_What to produce_
Report all lines holding "takie".

_Items listed in a dataset_
# # #

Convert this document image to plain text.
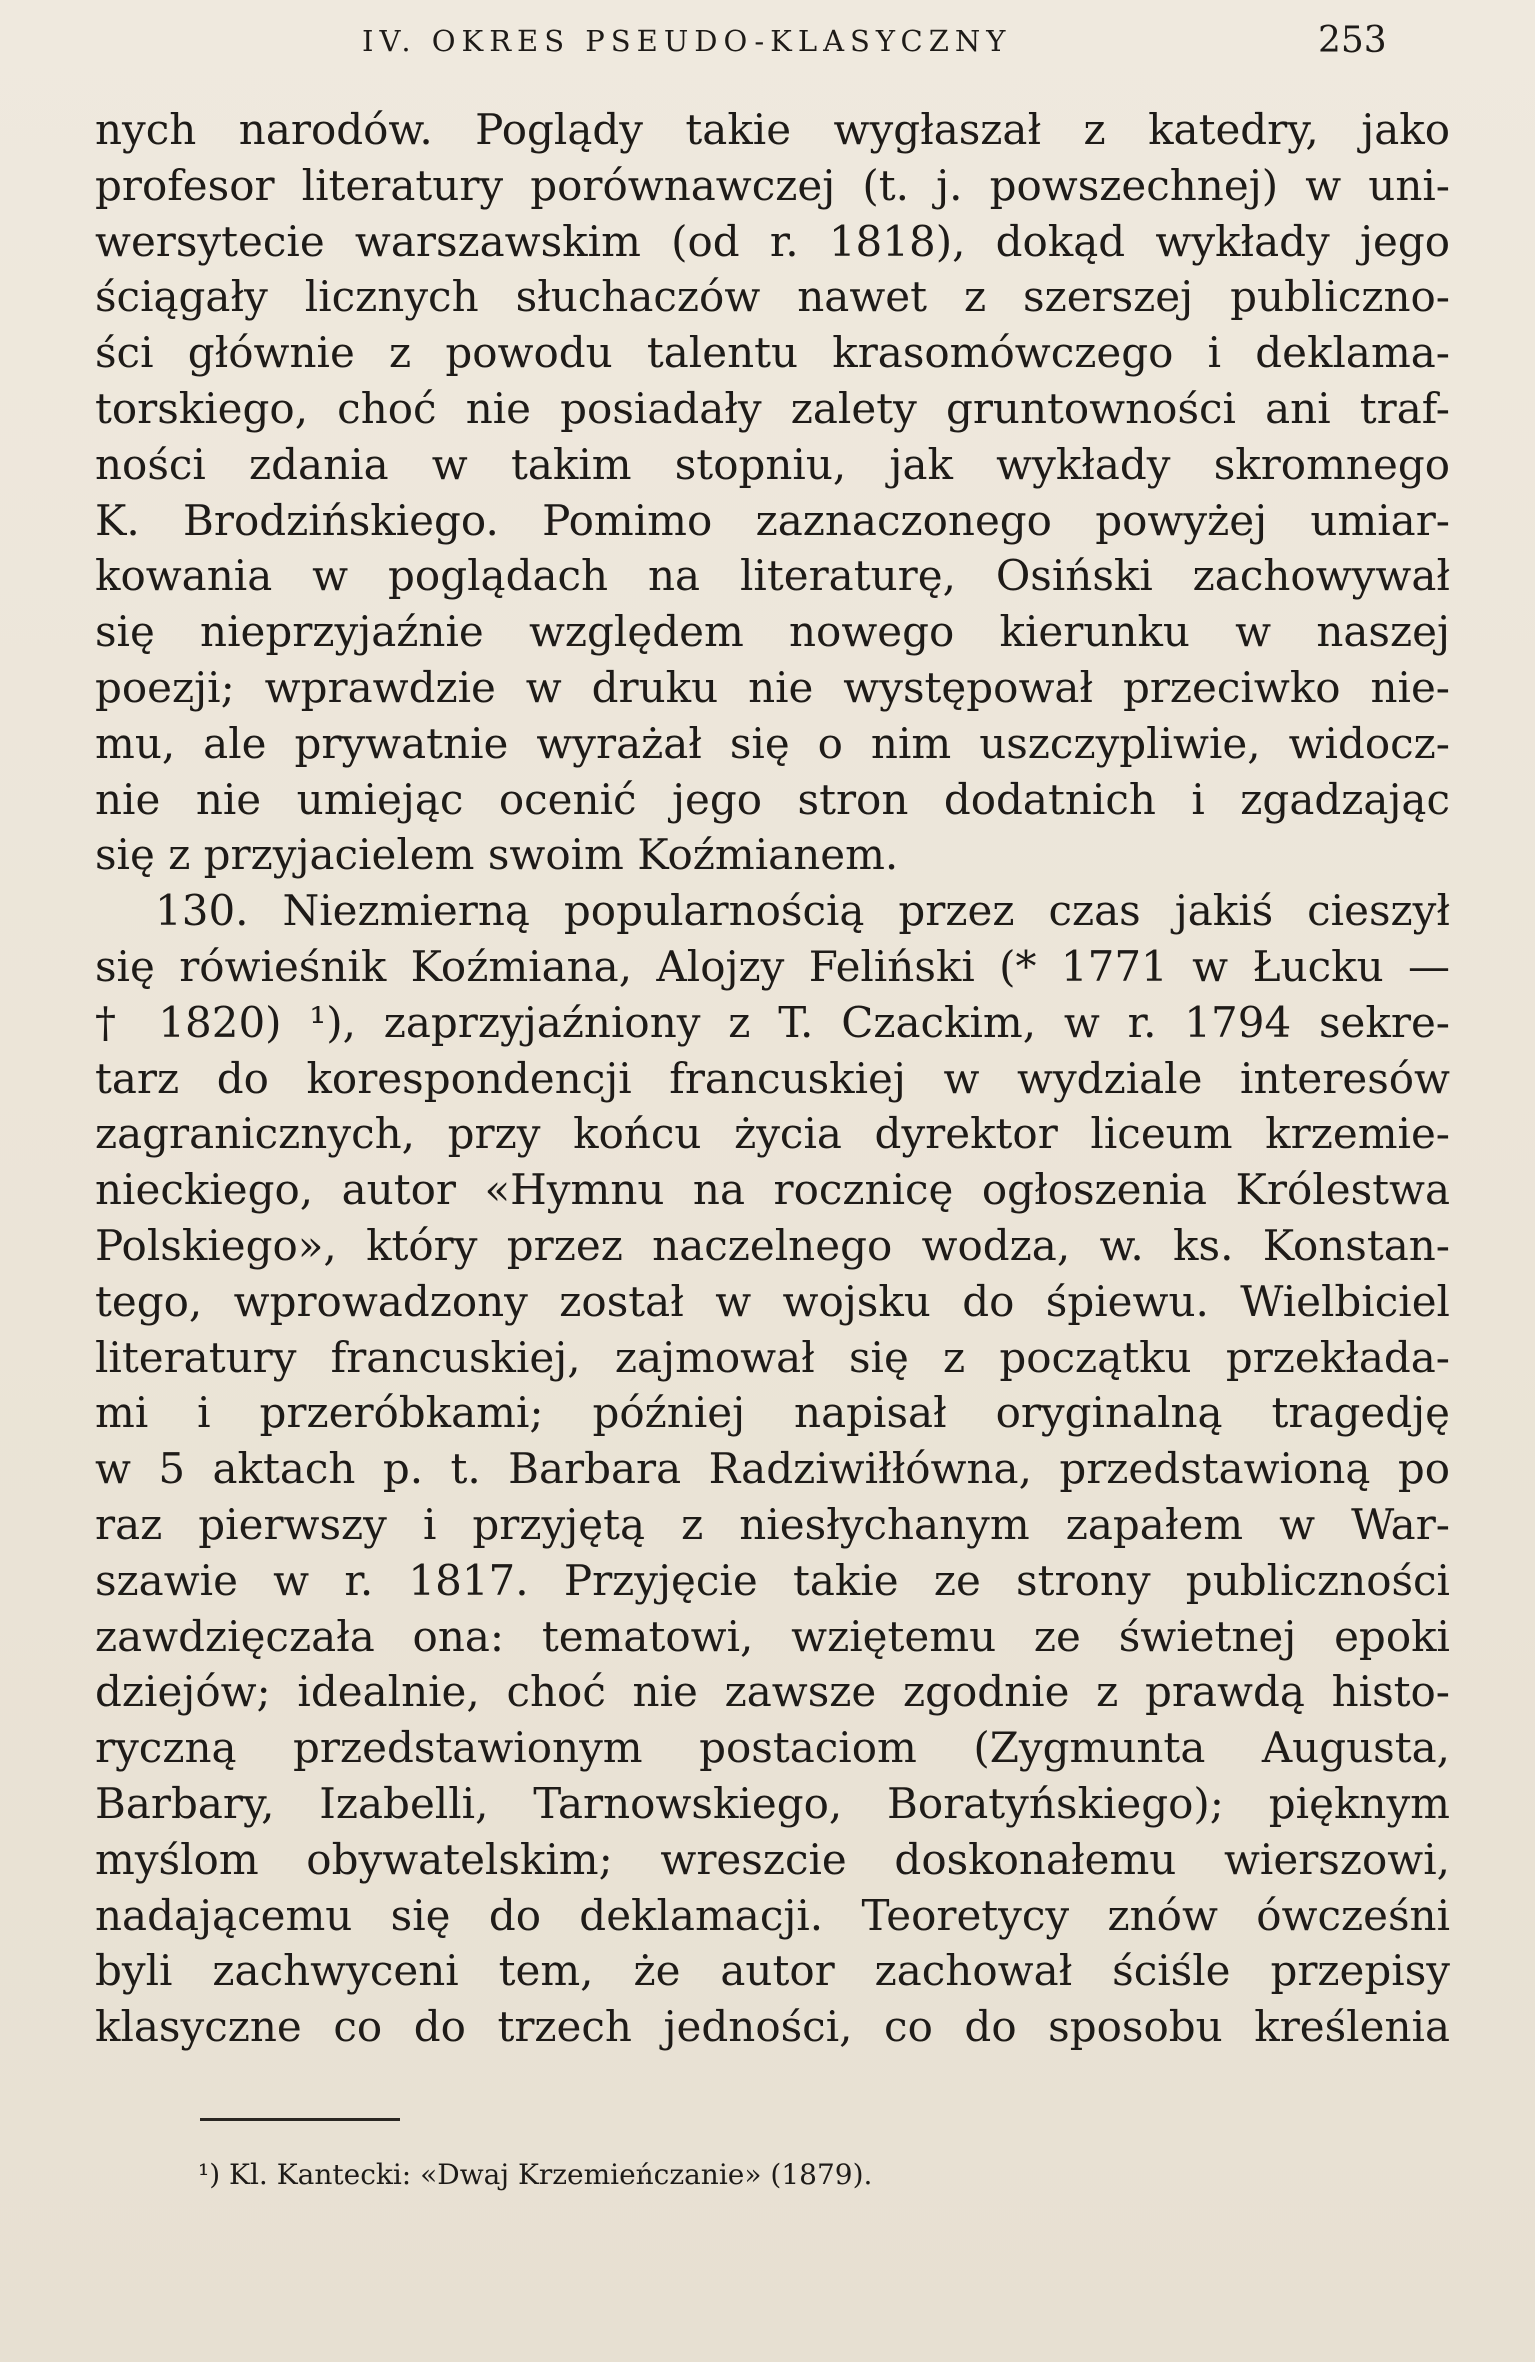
IV. OKRES PSEUDO-KLASYCZNY	253
nych narodów. Poglądy takie wygłaszał z katedry, jako
profesor literatury porównawczej (t. j. powszechnej) w uni-
wersytecie warszawskim (od r. 1818), dokąd wykłady jego
ściągały licznych słuchaczów nawet z szerszej publiczno-
ści głównie z powodu talentu krasomówczego i deklama-
torskiego, choć nie posiadały zalety gruntowności ani traf-
ności zdania w takim stopniu, jak wykłady skromnego
K. Brodzińskiego. Pomimo zaznaczonego powyżej umiar-
kowania w poglądach na literaturę, Osiński zachowywał
się nieprzyjaźnie względem nowego kierunku w naszej
poezji; wprawdzie w druku nie występował przeciwko nie-
mu, ale prywatnie wyrażał się o nim uszczypliwie, widocz-
nie nie umiejąc ocenić jego stron dodatnich i zgadzając
się z przyjacielem swoim Koźmianem.
130. Niezmierną popularnością przez czas jakiś cieszył
się rówieśnik Koźmiana, Alojzy Feliński (* 1771 w Łucku —
† 1820) ¹), zaprzyjaźniony z T. Czackim, w r. 1794 sekre-
tarz do korespondencji francuskiej w wydziale interesów
zagranicznych, przy końcu życia dyrektor liceum krzemie-
nieckiego, autor «Hymnu na rocznicę ogłoszenia Królestwa
Polskiego», który przez naczelnego wodza, w. ks. Konstan-
tego, wprowadzony został w wojsku do śpiewu. Wielbiciel
literatury francuskiej, zajmował się z początku przekłada-
mi i przeróbkami; później napisał oryginalną tragedję
w 5 aktach p. t. Barbara Radziwiłłówna, przedstawioną po
raz pierwszy i przyjętą z niesłychanym zapałem w War-
szawie w r. 1817. Przyjęcie takie ze strony publiczności
zawdzięczała ona: tematowi, wziętemu ze świetnej epoki
dziejów; idealnie, choć nie zawsze zgodnie z prawdą histo-
ryczną przedstawionym postaciom (Zygmunta Augusta,
Barbary, Izabelli, Tarnowskiego, Boratyńskiego); pięknym
myślom obywatelskim; wreszcie doskonałemu wierszowi,
nadającemu się do deklamacji. Teoretycy znów ówcześni
byli zachwyceni tem, że autor zachował ściśle przepisy
klasyczne co do trzech jedności, co do sposobu kreślenia
¹) Kl. Kantecki: «Dwaj Krzemieńczanie» (1879).
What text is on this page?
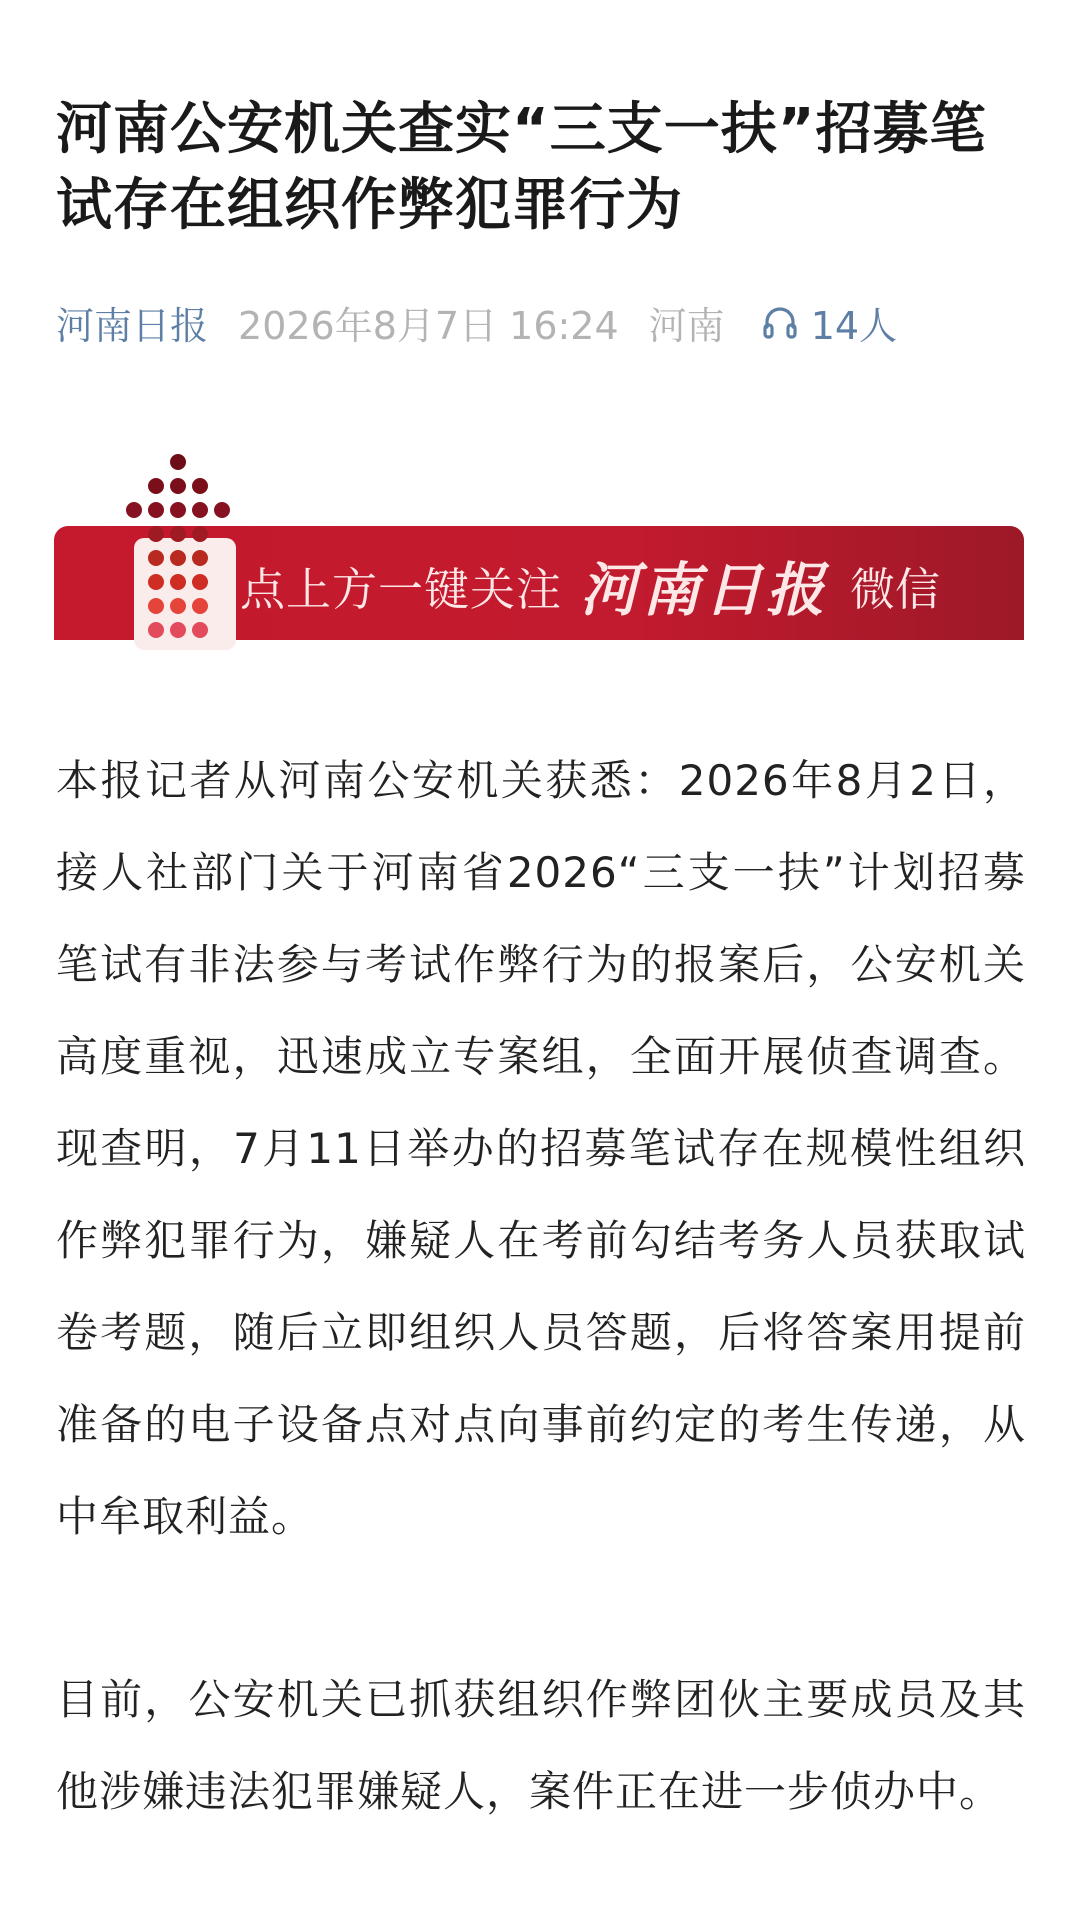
河南公安机关查实“三支一扶”招募笔试存在组织作弊犯罪行为
河南日报 2026年8月7日 16:24 河南 14人
点上方一键关注 河南日报 微信

本报记者从河南公安机关获悉：2026年8月2日，接人社部门关于河南省2026“三支一扶”计划招募笔试有非法参与考试作弊行为的报案后，公安机关高度重视，迅速成立专案组，全面开展侦查调查。现查明，7月11日举办的招募笔试存在规模性组织作弊犯罪行为，嫌疑人在考前勾结考务人员获取试卷考题，随后立即组织人员答题，后将答案用提前准备的电子设备点对点向事前约定的考生传递，从中牟取利益。

目前，公安机关已抓获组织作弊团伙主要成员及其他涉嫌违法犯罪嫌疑人，案件正在进一步侦办中。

# # #

_The response_
nych narodów. Poglądy takie wygłaszał z katedry, jako
szawie w r. 1817. Przyjęcie takie ze strony publiczności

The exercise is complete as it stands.